Copy each line of the data below with the word "nelle".

# [PROVIDED RECORDS]
================

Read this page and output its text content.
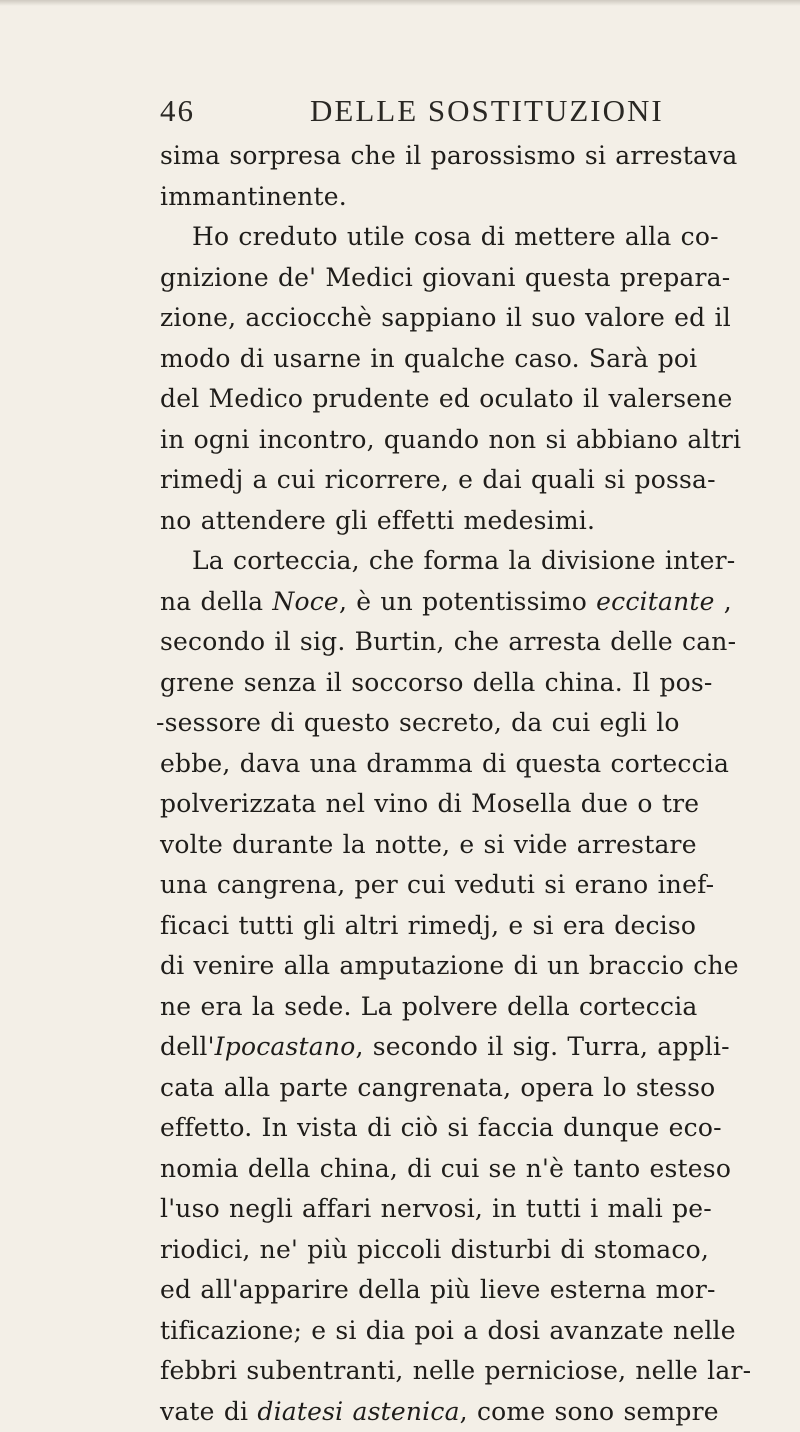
46	DELLE SOSTITUZIONI
sima sorpresa che il parossismo si arrestava
immantinente.
Ho creduto utile cosa di mettere alla co-
gnizione de' Medici giovani questa prepara-
zione, acciocchè sappiano il suo valore ed il
modo di usarne in qualche caso. Sarà poi
del Medico prudente ed oculato il valersene
in ogni incontro, quando non si abbiano altri
rimedj a cui ricorrere, e dai quali si possa-
no attendere gli effetti medesimi.
La corteccia, che forma la divisione inter-
na della Noce, è un potentissimo eccitante ,
secondo il sig. Burtin, che arresta delle can-
grene senza il soccorso della china. Il pos-
-sessore di questo secreto, da cui egli lo
ebbe, dava una dramma di questa corteccia
polverizzata nel vino di Mosella due o tre
volte durante la notte, e si vide arrestare
una cangrena, per cui veduti si erano inef-
ficaci tutti gli altri rimedj, e si era deciso
di venire alla amputazione di un braccio che
ne era la sede. La polvere della corteccia
dell'Ipocastano, secondo il sig. Turra, appli-
cata alla parte cangrenata, opera lo stesso
effetto. In vista di ciò si faccia dunque eco-
nomia della china, di cui se n'è tanto esteso
l'uso negli affari nervosi, in tutti i mali pe-
riodici, ne' più piccoli disturbi di stomaco,
ed all'apparire della più lieve esterna mor-
tificazione; e si dia poi a dosi avanzate nelle
febbri subentranti, nelle perniciose, nelle lar-
vate di diatesi astenica, come sono sempre
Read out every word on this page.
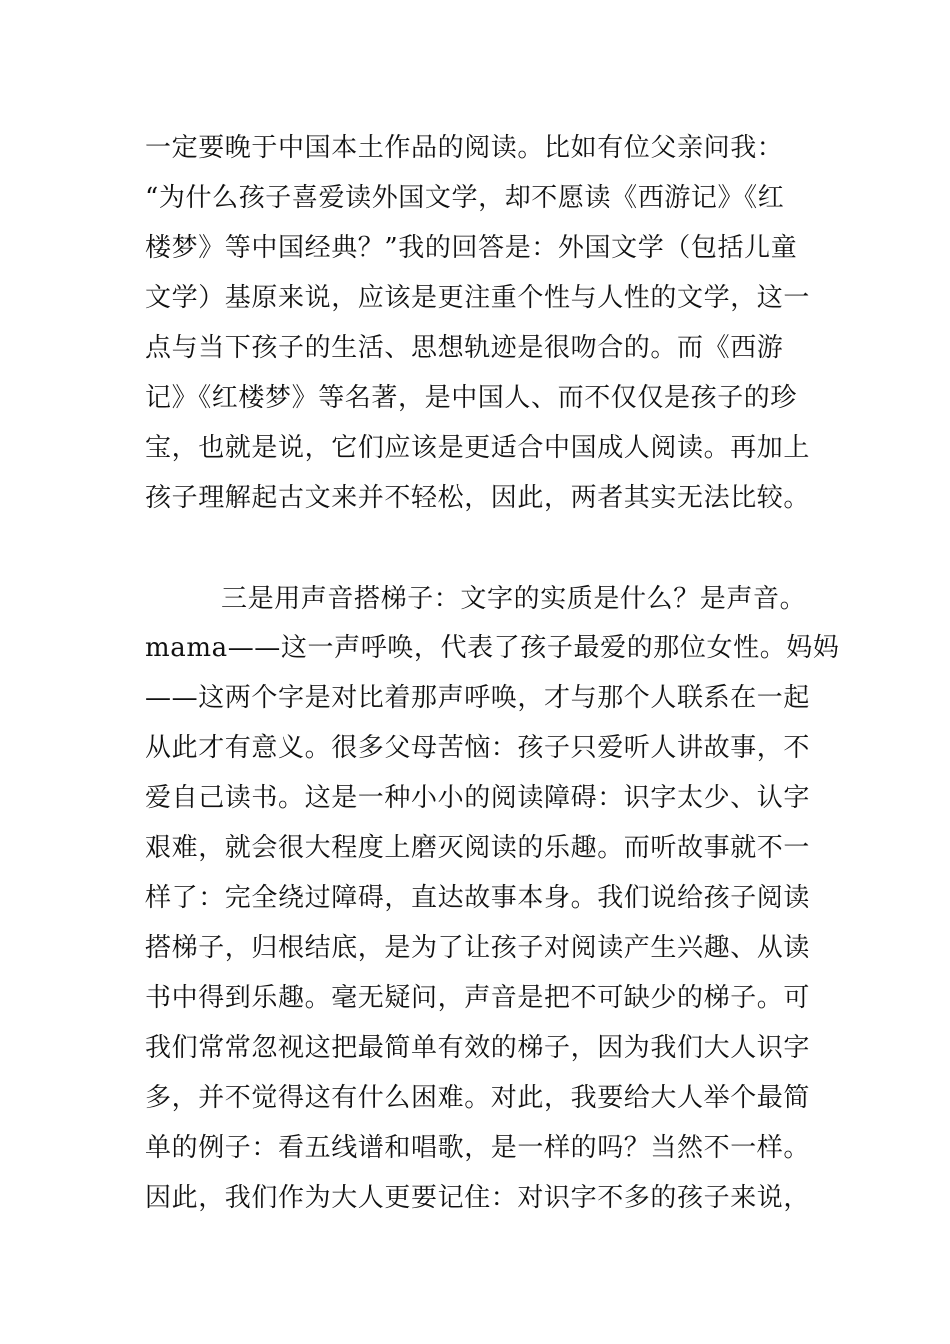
一定要晚于中国本土作品的阅读。比如有位父亲问我：

“为什么孩子喜爱读外国文学，却不愿读《西游记》《红

楼梦》等中国经典？”我的回答是：外国文学（包括儿童

文学）基原来说，应该是更注重个性与人性的文学，这一

点与当下孩子的生活、思想轨迹是很吻合的。而《西游

记》《红楼梦》等名著，是中国人、而不仅仅是孩子的珍

宝，也就是说，它们应该是更适合中国成人阅读。再加上

孩子理解起古文来并不轻松，因此，两者其实无法比较。

三是用声音搭梯子：文字的实质是什么？是声音。

mama——这一声呼唤，代表了孩子最爱的那位女性。妈妈

——这两个字是对比着那声呼唤，才与那个人联系在一起

从此才有意义。很多父母苦恼：孩子只爱听人讲故事，不

爱自己读书。这是一种小小的阅读障碍：识字太少、认字

艰难，就会很大程度上磨灭阅读的乐趣。而听故事就不一

样了：完全绕过障碍，直达故事本身。我们说给孩子阅读

搭梯子，归根结底，是为了让孩子对阅读产生兴趣、从读

书中得到乐趣。毫无疑问，声音是把不可缺少的梯子。可

我们常常忽视这把最简单有效的梯子，因为我们大人识字

多，并不觉得这有什么困难。对此，我要给大人举个最简

单的例子：看五线谱和唱歌，是一样的吗？当然不一样。

因此，我们作为大人更要记住：对识字不多的孩子来说，
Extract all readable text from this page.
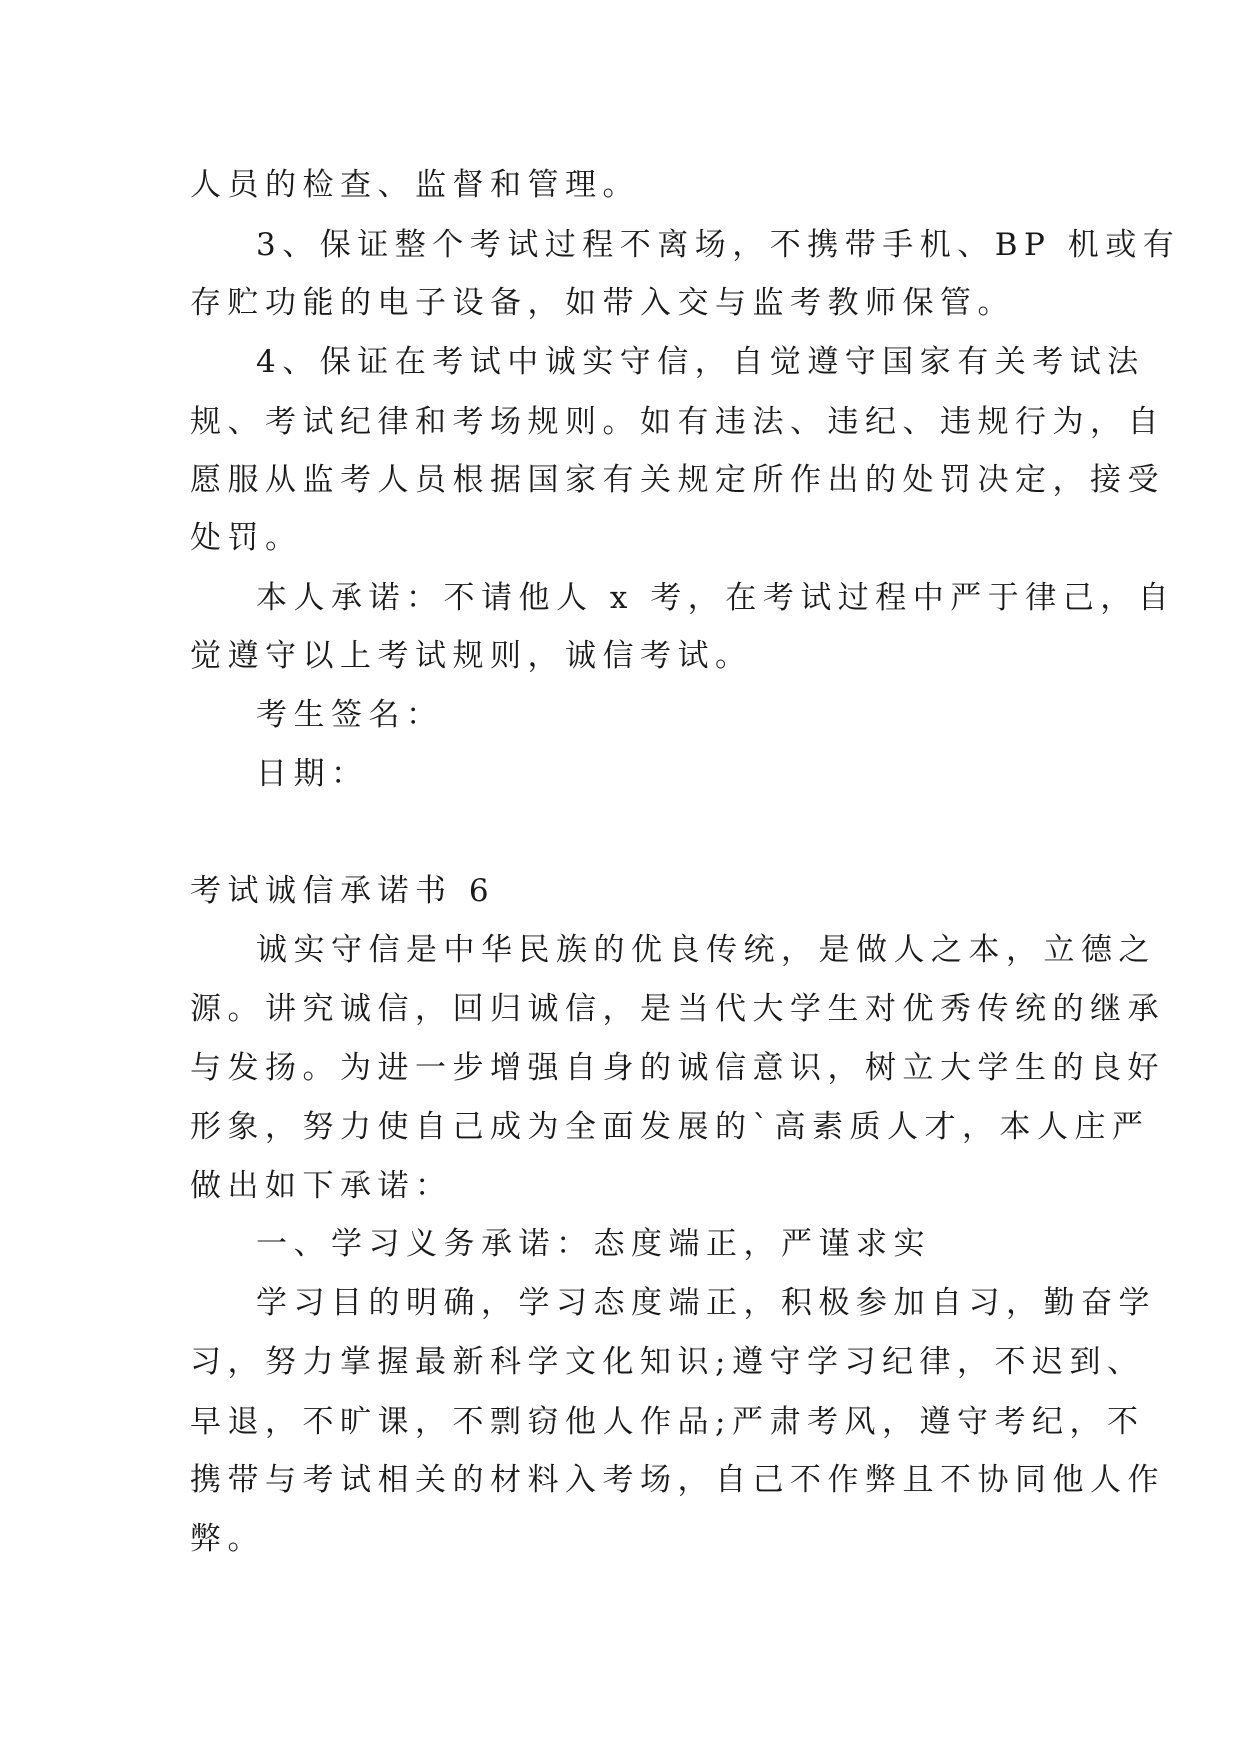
人员的检查、监督和管理。
3、保证整个考试过程不离场，不携带手机、BP 机或有
存贮功能的电子设备，如带入交与监考教师保管。
4、保证在考试中诚实守信，自觉遵守国家有关考试法
规、考试纪律和考场规则。如有违法、违纪、违规行为，自
愿服从监考人员根据国家有关规定所作出的处罚决定，接受
处罚。
本人承诺：不请他人 x 考，在考试过程中严于律己，自
觉遵守以上考试规则，诚信考试。
考生签名：
日期：
考试诚信承诺书 6
诚实守信是中华民族的优良传统，是做人之本，立德之
源。讲究诚信，回归诚信，是当代大学生对优秀传统的继承
与发扬。为进一步增强自身的诚信意识，树立大学生的良好
形象，努力使自己成为全面发展的`高素质人才，本人庄严
做出如下承诺：
一、学习义务承诺：态度端正，严谨求实
学习目的明确，学习态度端正，积极参加自习，勤奋学
习，努力掌握最新科学文化知识;遵守学习纪律，不迟到、
早退，不旷课，不剽窃他人作品;严肃考风，遵守考纪，不
携带与考试相关的材料入考场，自己不作弊且不协同他人作
弊。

================

# [ANSWER FOR THE TASK]
tificazione; e si dia poi a dosi avanzate nelle
febbri subentranti, nelle perniciose, nelle lar-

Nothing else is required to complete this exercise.